* PROBLEM DESCRIPTION
Change "bbox" to "bounding box" in the lines below and give them back with nothing else altered. Leave the pictures out of your answer.

═══ INFORMATION SUPPLIED

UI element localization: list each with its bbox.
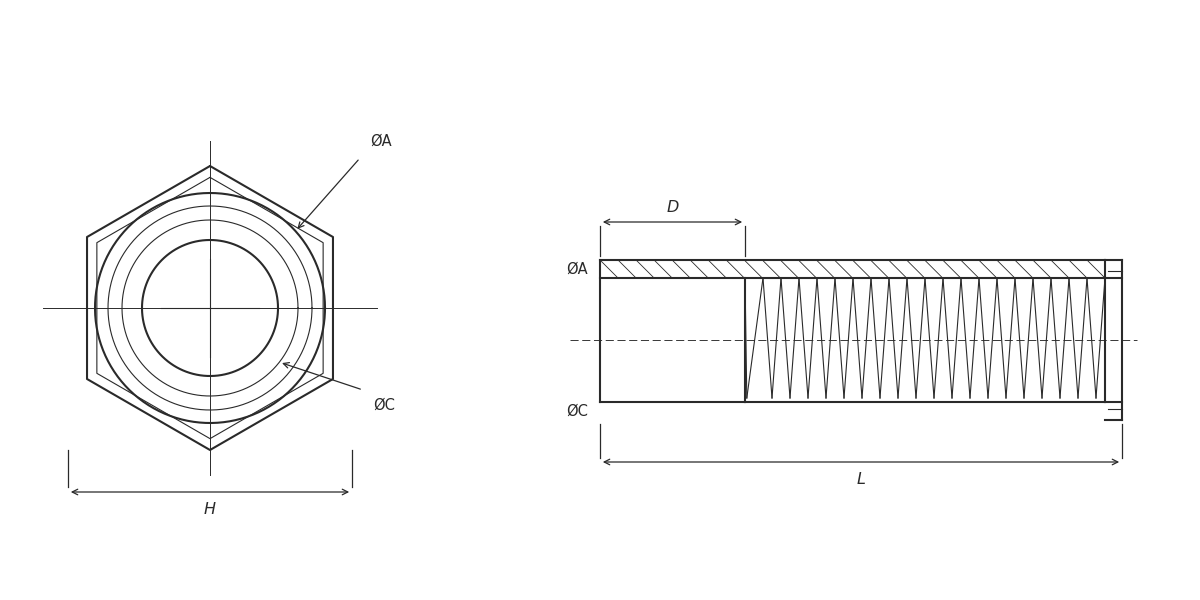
Text: ØC: ØC <box>566 403 588 419</box>
Text: H: H <box>204 502 216 517</box>
Text: ØC: ØC <box>373 398 395 413</box>
Text: D: D <box>666 200 679 215</box>
Text: ØA: ØA <box>566 262 588 277</box>
Text: ØA: ØA <box>370 134 391 149</box>
Text: L: L <box>857 472 865 487</box>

══════

* THE ANSWER
UI element localization: list each with its bounding box.
Text: ØC: ØC <box>566 403 588 419</box>
Text: H: H <box>204 502 216 517</box>
Text: ØC: ØC <box>373 398 395 413</box>
Text: D: D <box>666 200 679 215</box>
Text: ØA: ØA <box>566 262 588 277</box>
Text: ØA: ØA <box>370 134 391 149</box>
Text: L: L <box>857 472 865 487</box>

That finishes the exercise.